Figure record extracts:
----------

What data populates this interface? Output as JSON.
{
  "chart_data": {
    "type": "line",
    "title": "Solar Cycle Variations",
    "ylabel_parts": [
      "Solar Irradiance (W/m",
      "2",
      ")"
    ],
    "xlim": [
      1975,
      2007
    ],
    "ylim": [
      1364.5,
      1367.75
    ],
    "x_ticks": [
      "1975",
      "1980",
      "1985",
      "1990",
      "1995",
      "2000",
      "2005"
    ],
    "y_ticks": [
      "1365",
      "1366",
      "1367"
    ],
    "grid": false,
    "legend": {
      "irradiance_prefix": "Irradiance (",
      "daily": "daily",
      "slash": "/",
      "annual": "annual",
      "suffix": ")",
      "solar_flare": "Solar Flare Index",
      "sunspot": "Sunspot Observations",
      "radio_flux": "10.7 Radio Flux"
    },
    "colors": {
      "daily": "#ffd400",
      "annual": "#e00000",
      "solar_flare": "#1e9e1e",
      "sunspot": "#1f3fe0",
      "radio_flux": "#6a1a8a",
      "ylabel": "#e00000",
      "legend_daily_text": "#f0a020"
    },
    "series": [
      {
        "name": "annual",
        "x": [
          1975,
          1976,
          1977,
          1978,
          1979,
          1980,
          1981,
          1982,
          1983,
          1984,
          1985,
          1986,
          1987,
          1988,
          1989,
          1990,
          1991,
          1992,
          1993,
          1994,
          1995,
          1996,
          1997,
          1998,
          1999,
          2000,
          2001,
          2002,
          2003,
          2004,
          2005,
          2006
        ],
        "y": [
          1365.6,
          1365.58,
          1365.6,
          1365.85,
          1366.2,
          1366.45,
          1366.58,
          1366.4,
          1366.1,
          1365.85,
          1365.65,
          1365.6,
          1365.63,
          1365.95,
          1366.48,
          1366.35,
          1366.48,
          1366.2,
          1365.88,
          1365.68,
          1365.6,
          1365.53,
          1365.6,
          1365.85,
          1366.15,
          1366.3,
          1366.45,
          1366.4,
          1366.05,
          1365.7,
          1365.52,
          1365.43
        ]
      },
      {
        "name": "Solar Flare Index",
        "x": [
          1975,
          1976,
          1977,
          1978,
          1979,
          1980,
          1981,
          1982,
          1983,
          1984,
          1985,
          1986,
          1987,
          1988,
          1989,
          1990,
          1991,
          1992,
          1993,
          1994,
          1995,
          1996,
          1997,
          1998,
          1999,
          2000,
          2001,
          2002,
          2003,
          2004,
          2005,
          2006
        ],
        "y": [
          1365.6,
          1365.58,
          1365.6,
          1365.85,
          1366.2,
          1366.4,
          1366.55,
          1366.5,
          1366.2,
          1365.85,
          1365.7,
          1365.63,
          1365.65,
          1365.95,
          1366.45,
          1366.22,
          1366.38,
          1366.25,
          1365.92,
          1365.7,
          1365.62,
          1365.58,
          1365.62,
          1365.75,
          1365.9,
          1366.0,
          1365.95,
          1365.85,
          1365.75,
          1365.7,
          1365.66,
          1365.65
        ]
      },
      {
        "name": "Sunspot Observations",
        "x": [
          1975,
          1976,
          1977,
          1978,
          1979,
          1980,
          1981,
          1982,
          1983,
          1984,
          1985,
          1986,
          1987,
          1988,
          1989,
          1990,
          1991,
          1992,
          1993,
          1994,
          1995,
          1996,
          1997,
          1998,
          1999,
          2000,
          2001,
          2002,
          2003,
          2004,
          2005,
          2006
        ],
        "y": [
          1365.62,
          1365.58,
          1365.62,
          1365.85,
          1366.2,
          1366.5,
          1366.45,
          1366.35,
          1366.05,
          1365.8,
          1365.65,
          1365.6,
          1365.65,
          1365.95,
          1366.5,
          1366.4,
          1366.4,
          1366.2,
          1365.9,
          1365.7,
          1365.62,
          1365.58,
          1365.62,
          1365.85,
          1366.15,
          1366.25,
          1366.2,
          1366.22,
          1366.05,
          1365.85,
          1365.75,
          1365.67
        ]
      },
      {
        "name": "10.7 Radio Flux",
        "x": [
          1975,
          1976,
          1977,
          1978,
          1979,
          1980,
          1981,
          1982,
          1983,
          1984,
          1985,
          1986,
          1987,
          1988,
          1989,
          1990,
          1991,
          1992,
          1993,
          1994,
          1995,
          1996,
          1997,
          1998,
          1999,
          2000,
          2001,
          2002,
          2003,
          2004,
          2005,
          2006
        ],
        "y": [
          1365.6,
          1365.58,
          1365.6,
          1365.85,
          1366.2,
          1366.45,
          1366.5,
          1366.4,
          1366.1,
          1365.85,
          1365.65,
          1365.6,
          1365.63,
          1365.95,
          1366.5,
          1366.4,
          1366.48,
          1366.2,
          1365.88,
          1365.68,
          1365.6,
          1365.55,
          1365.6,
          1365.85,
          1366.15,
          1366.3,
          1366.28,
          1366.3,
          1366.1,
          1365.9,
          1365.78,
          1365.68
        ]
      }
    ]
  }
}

----------

STATED PROBLEM — Give the count of lines containing "Irradiance", with no added text.

EXERCISE OUTPUT — 2